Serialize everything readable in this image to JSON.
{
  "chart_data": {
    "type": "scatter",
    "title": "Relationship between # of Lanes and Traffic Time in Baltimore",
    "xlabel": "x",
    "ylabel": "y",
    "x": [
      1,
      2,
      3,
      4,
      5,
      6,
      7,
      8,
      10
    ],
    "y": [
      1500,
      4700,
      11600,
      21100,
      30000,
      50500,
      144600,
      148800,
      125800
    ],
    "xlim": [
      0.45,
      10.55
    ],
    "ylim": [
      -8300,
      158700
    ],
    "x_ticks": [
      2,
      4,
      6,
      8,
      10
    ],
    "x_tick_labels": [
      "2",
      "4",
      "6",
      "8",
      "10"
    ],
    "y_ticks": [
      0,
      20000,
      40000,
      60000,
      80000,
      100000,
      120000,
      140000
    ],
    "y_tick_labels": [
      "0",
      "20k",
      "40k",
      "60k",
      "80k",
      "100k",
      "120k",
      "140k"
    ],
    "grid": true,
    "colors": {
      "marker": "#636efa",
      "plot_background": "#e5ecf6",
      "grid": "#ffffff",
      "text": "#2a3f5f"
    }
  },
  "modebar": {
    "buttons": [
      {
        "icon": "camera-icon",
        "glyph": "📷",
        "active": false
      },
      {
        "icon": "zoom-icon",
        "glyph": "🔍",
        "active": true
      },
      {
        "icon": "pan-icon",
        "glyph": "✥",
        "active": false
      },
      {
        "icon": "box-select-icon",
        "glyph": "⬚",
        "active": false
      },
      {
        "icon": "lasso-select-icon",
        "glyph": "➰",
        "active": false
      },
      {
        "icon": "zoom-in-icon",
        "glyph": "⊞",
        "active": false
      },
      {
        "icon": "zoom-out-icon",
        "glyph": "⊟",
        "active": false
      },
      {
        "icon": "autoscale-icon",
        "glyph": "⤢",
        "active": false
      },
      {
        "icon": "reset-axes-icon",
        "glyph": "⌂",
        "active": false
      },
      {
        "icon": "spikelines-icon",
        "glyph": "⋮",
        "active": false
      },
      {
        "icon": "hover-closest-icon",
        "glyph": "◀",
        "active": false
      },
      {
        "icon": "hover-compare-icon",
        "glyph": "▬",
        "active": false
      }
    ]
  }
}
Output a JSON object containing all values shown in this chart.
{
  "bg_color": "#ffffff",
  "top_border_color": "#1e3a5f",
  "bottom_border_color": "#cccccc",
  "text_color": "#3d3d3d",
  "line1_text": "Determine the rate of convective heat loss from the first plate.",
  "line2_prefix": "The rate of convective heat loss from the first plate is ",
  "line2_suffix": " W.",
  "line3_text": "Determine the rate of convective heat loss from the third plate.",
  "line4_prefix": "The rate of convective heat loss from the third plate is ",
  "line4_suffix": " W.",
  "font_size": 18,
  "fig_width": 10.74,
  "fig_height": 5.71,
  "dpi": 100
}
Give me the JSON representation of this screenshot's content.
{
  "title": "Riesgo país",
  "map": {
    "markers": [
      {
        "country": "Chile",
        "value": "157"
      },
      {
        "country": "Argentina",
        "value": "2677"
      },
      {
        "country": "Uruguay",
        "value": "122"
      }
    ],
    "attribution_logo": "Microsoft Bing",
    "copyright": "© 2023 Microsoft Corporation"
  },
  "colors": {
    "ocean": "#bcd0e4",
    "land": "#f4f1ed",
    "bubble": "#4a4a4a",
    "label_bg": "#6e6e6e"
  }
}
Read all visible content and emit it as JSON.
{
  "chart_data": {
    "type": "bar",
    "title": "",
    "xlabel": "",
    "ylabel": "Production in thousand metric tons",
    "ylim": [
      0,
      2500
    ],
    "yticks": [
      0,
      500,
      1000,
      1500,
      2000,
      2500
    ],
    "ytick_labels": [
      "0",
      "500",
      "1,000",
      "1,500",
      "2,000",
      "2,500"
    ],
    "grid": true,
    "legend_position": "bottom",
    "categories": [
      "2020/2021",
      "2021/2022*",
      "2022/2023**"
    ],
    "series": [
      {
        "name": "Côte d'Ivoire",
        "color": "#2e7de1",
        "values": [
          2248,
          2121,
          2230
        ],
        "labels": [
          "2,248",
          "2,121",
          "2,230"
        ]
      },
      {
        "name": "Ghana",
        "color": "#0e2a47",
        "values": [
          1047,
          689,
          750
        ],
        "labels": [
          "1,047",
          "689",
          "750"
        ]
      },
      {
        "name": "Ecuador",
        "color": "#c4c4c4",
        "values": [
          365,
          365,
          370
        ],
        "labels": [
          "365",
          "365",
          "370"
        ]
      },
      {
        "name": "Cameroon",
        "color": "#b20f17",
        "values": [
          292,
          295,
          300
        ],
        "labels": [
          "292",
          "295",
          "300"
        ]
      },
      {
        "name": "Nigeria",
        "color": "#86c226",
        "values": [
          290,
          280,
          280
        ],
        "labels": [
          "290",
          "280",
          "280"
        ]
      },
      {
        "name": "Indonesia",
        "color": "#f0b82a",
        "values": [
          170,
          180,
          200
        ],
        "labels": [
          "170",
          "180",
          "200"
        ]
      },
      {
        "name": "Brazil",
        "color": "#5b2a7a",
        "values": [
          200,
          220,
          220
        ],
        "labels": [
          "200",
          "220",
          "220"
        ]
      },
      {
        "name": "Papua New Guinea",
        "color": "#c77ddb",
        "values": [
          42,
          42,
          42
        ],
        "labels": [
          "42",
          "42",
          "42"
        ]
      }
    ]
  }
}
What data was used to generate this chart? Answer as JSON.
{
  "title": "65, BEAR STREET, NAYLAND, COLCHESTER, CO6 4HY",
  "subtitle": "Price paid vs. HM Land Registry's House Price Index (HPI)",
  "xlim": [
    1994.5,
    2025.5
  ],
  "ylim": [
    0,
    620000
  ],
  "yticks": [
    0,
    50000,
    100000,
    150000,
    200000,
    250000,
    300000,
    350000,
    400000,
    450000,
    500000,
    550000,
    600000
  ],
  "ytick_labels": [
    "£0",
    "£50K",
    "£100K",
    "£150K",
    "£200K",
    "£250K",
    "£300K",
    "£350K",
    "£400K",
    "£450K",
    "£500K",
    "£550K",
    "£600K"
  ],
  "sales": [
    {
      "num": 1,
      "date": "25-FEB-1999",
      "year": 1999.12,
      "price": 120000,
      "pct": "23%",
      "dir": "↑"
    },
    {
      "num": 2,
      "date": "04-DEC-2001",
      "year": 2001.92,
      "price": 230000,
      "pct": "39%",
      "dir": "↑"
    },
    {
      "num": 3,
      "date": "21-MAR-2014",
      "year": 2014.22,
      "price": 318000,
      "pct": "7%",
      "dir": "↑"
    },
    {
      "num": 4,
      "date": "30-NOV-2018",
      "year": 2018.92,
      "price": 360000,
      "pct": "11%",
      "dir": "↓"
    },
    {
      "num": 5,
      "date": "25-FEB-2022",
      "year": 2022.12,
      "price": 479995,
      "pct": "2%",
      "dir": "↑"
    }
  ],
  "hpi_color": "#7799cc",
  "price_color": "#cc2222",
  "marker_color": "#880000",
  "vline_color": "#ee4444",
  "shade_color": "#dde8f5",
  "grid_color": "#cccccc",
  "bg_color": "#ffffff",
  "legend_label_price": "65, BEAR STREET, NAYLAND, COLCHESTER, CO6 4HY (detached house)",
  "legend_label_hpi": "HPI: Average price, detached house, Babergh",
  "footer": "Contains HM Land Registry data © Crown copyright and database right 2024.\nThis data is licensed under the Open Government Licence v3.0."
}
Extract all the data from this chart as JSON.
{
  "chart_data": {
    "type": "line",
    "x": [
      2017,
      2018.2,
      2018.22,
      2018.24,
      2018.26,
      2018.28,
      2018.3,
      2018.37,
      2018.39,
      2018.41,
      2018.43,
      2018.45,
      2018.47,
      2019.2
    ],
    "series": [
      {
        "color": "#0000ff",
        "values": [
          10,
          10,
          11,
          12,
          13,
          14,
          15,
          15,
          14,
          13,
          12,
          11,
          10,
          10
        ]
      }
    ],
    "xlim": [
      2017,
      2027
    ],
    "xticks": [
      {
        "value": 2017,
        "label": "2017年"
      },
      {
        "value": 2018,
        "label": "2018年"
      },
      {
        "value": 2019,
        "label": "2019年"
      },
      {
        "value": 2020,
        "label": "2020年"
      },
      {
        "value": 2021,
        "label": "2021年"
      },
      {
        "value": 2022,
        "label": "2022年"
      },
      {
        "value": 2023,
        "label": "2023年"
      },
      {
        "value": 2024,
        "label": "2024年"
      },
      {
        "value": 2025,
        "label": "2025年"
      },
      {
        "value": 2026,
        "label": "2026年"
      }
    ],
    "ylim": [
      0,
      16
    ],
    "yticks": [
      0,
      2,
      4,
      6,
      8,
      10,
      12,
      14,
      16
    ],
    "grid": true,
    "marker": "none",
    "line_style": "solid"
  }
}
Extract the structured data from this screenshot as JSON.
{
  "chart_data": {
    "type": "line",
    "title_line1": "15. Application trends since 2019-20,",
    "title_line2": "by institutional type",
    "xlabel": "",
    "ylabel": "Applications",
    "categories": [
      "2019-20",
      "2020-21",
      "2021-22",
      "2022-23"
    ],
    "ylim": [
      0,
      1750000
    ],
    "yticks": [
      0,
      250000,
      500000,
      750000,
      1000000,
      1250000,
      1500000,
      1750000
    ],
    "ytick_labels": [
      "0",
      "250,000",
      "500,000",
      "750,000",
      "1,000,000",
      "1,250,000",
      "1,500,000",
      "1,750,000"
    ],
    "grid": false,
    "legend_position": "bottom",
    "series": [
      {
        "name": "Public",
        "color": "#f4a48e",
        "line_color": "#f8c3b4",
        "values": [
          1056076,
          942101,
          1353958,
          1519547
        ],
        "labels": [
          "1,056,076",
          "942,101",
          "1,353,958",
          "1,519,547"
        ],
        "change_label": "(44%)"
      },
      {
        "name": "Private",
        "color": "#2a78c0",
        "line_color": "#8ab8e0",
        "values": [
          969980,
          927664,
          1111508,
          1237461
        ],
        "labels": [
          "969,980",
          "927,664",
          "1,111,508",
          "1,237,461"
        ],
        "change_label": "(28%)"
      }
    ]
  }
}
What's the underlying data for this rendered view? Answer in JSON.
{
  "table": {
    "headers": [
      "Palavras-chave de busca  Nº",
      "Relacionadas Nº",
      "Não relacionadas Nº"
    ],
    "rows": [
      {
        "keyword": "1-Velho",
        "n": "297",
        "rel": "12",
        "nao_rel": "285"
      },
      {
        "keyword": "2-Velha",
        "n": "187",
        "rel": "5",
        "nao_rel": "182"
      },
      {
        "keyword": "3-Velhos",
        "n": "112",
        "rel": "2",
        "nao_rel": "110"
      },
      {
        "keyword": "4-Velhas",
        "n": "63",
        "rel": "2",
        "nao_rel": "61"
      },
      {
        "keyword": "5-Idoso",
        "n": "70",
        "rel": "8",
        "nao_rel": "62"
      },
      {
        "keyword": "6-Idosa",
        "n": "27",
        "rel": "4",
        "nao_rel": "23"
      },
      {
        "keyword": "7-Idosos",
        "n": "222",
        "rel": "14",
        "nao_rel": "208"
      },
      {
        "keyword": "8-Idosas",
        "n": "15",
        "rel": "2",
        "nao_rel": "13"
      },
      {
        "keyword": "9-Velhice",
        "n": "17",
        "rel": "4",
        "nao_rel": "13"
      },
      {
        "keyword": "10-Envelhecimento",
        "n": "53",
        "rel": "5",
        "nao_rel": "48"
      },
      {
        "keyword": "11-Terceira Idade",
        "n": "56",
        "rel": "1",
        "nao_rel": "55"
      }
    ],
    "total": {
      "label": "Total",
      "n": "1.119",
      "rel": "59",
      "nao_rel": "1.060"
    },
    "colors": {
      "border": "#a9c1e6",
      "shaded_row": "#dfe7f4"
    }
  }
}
◆ ◆ ◆
* **EXERCISE OBJECTIVE**
Identify the lines of the data that contain the word "COLCHESTER". Copy each of them.

* **FINAL RESULT**
  "title": "65, BEAR STREET, NAYLAND, COLCHESTER, CO6 4HY",
  "legend_label_price": "65, BEAR STREET, NAYLAND, COLCHESTER, CO6 4HY (detached house)",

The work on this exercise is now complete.